───── Records provided ─────

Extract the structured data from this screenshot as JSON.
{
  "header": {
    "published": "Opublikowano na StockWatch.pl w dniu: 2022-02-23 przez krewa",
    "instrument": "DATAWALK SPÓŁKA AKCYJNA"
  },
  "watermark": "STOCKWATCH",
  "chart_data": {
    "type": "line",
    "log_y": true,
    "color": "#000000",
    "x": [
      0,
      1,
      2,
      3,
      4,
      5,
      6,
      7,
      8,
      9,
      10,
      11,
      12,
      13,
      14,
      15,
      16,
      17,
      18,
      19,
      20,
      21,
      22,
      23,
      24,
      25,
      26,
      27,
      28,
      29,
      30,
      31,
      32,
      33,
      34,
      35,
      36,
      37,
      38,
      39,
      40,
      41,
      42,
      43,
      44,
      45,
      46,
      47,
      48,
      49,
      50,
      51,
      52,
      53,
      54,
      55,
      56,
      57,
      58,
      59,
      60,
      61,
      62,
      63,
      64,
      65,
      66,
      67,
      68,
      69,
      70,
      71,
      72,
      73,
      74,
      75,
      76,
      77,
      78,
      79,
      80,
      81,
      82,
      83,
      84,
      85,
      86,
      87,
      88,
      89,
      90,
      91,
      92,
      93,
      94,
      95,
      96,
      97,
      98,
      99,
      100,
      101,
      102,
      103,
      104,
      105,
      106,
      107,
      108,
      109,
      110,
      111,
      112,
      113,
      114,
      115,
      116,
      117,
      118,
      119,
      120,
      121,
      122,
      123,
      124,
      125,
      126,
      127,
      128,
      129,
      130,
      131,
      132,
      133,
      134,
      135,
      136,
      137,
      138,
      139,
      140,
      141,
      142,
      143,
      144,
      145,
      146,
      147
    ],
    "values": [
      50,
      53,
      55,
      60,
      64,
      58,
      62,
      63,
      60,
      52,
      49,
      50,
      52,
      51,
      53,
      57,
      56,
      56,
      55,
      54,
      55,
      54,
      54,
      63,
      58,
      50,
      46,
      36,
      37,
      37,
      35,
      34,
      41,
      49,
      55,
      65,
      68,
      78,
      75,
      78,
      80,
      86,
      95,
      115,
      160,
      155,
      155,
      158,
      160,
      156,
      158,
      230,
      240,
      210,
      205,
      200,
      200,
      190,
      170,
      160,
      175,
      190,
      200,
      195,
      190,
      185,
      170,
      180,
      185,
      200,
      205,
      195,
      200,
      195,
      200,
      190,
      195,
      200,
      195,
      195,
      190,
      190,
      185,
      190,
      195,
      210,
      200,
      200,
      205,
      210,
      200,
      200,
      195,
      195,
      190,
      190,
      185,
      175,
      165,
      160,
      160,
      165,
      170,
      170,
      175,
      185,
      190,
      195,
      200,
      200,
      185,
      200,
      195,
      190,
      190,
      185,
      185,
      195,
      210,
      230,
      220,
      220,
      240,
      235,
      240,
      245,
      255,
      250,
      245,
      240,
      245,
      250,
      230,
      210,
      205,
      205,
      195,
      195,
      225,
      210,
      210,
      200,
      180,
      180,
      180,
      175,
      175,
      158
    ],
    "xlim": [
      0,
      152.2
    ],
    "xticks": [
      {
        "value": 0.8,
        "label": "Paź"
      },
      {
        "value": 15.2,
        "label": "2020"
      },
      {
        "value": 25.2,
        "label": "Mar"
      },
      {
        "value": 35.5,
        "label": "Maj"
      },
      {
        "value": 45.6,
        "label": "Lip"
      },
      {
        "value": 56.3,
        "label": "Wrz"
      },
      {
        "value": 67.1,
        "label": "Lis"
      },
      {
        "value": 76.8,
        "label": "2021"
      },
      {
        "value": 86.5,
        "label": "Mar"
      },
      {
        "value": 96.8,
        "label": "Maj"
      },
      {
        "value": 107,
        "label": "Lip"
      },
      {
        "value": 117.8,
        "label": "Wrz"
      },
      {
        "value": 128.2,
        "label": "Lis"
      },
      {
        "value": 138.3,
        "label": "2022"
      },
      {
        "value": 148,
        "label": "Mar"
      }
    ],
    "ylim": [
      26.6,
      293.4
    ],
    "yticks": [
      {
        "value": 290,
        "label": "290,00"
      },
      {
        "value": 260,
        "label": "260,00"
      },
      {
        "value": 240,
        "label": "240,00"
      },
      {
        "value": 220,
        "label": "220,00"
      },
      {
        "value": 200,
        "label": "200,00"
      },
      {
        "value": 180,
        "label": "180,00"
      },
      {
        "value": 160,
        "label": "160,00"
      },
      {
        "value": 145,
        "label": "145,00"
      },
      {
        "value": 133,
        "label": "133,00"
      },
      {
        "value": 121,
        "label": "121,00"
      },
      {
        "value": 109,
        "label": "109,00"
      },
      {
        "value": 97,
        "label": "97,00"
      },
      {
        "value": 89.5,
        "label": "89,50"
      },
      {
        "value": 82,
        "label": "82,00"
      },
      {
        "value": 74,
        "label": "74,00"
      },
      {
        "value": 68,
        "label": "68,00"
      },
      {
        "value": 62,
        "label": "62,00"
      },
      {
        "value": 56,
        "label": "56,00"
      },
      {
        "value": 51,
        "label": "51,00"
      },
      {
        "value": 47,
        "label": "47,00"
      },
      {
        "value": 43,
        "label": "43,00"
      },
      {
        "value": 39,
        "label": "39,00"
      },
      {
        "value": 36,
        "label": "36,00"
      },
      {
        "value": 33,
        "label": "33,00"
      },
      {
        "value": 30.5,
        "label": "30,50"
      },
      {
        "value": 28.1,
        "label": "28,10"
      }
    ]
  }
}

─────

▶ Stated problem: Please restate the records in full, word for word.

▶ Solution to this problem:
Extract the structured data from this screenshot as JSON.
{
  "header": {
    "published": "Opublikowano na StockWatch.pl w dniu: 2022-02-23 przez krewa",
    "instrument": "DATAWALK SPÓŁKA AKCYJNA"
  },
  "watermark": "STOCKWATCH",
  "chart_data": {
    "type": "line",
    "log_y": true,
    "color": "#000000",
    "x": [
      0,
      1,
      2,
      3,
      4,
      5,
      6,
      7,
      8,
      9,
      10,
      11,
      12,
      13,
      14,
      15,
      16,
      17,
      18,
      19,
      20,
      21,
      22,
      23,
      24,
      25,
      26,
      27,
      28,
      29,
      30,
      31,
      32,
      33,
      34,
      35,
      36,
      37,
      38,
      39,
      40,
      41,
      42,
      43,
      44,
      45,
      46,
      47,
      48,
      49,
      50,
      51,
      52,
      53,
      54,
      55,
      56,
      57,
      58,
      59,
      60,
      61,
      62,
      63,
      64,
      65,
      66,
      67,
      68,
      69,
      70,
      71,
      72,
      73,
      74,
      75,
      76,
      77,
      78,
      79,
      80,
      81,
      82,
      83,
      84,
      85,
      86,
      87,
      88,
      89,
      90,
      91,
      92,
      93,
      94,
      95,
      96,
      97,
      98,
      99,
      100,
      101,
      102,
      103,
      104,
      105,
      106,
      107,
      108,
      109,
      110,
      111,
      112,
      113,
      114,
      115,
      116,
      117,
      118,
      119,
      120,
      121,
      122,
      123,
      124,
      125,
      126,
      127,
      128,
      129,
      130,
      131,
      132,
      133,
      134,
      135,
      136,
      137,
      138,
      139,
      140,
      141,
      142,
      143,
      144,
      145,
      146,
      147
    ],
    "values": [
      50,
      53,
      55,
      60,
      64,
      58,
      62,
      63,
      60,
      52,
      49,
      50,
      52,
      51,
      53,
      57,
      56,
      56,
      55,
      54,
      55,
      54,
      54,
      63,
      58,
      50,
      46,
      36,
      37,
      37,
      35,
      34,
      41,
      49,
      55,
      65,
      68,
      78,
      75,
      78,
      80,
      86,
      95,
      115,
      160,
      155,
      155,
      158,
      160,
      156,
      158,
      230,
      240,
      210,
      205,
      200,
      200,
      190,
      170,
      160,
      175,
      190,
      200,
      195,
      190,
      185,
      170,
      180,
      185,
      200,
      205,
      195,
      200,
      195,
      200,
      190,
      195,
      200,
      195,
      195,
      190,
      190,
      185,
      190,
      195,
      210,
      200,
      200,
      205,
      210,
      200,
      200,
      195,
      195,
      190,
      190,
      185,
      175,
      165,
      160,
      160,
      165,
      170,
      170,
      175,
      185,
      190,
      195,
      200,
      200,
      185,
      200,
      195,
      190,
      190,
      185,
      185,
      195,
      210,
      230,
      220,
      220,
      240,
      235,
      240,
      245,
      255,
      250,
      245,
      240,
      245,
      250,
      230,
      210,
      205,
      205,
      195,
      195,
      225,
      210,
      210,
      200,
      180,
      180,
      180,
      175,
      175,
      158
    ],
    "xlim": [
      0,
      152.2
    ],
    "xticks": [
      {
        "value": 0.8,
        "label": "Paź"
      },
      {
        "value": 15.2,
        "label": "2020"
      },
      {
        "value": 25.2,
        "label": "Mar"
      },
      {
        "value": 35.5,
        "label": "Maj"
      },
      {
        "value": 45.6,
        "label": "Lip"
      },
      {
        "value": 56.3,
        "label": "Wrz"
      },
      {
        "value": 67.1,
        "label": "Lis"
      },
      {
        "value": 76.8,
        "label": "2021"
      },
      {
        "value": 86.5,
        "label": "Mar"
      },
      {
        "value": 96.8,
        "label": "Maj"
      },
      {
        "value": 107,
        "label": "Lip"
      },
      {
        "value": 117.8,
        "label": "Wrz"
      },
      {
        "value": 128.2,
        "label": "Lis"
      },
      {
        "value": 138.3,
        "label": "2022"
      },
      {
        "value": 148,
        "label": "Mar"
      }
    ],
    "ylim": [
      26.6,
      293.4
    ],
    "yticks": [
      {
        "value": 290,
        "label": "290,00"
      },
      {
        "value": 260,
        "label": "260,00"
      },
      {
        "value": 240,
        "label": "240,00"
      },
      {
        "value": 220,
        "label": "220,00"
      },
      {
        "value": 200,
        "label": "200,00"
      },
      {
        "value": 180,
        "label": "180,00"
      },
      {
        "value": 160,
        "label": "160,00"
      },
      {
        "value": 145,
        "label": "145,00"
      },
      {
        "value": 133,
        "label": "133,00"
      },
      {
        "value": 121,
        "label": "121,00"
      },
      {
        "value": 109,
        "label": "109,00"
      },
      {
        "value": 97,
        "label": "97,00"
      },
      {
        "value": 89.5,
        "label": "89,50"
      },
      {
        "value": 82,
        "label": "82,00"
      },
      {
        "value": 74,
        "label": "74,00"
      },
      {
        "value": 68,
        "label": "68,00"
      },
      {
        "value": 62,
        "label": "62,00"
      },
      {
        "value": 56,
        "label": "56,00"
      },
      {
        "value": 51,
        "label": "51,00"
      },
      {
        "value": 47,
        "label": "47,00"
      },
      {
        "value": 43,
        "label": "43,00"
      },
      {
        "value": 39,
        "label": "39,00"
      },
      {
        "value": 36,
        "label": "36,00"
      },
      {
        "value": 33,
        "label": "33,00"
      },
      {
        "value": 30.5,
        "label": "30,50"
      },
      {
        "value": 28.1,
        "label": "28,10"
      }
    ]
  }
}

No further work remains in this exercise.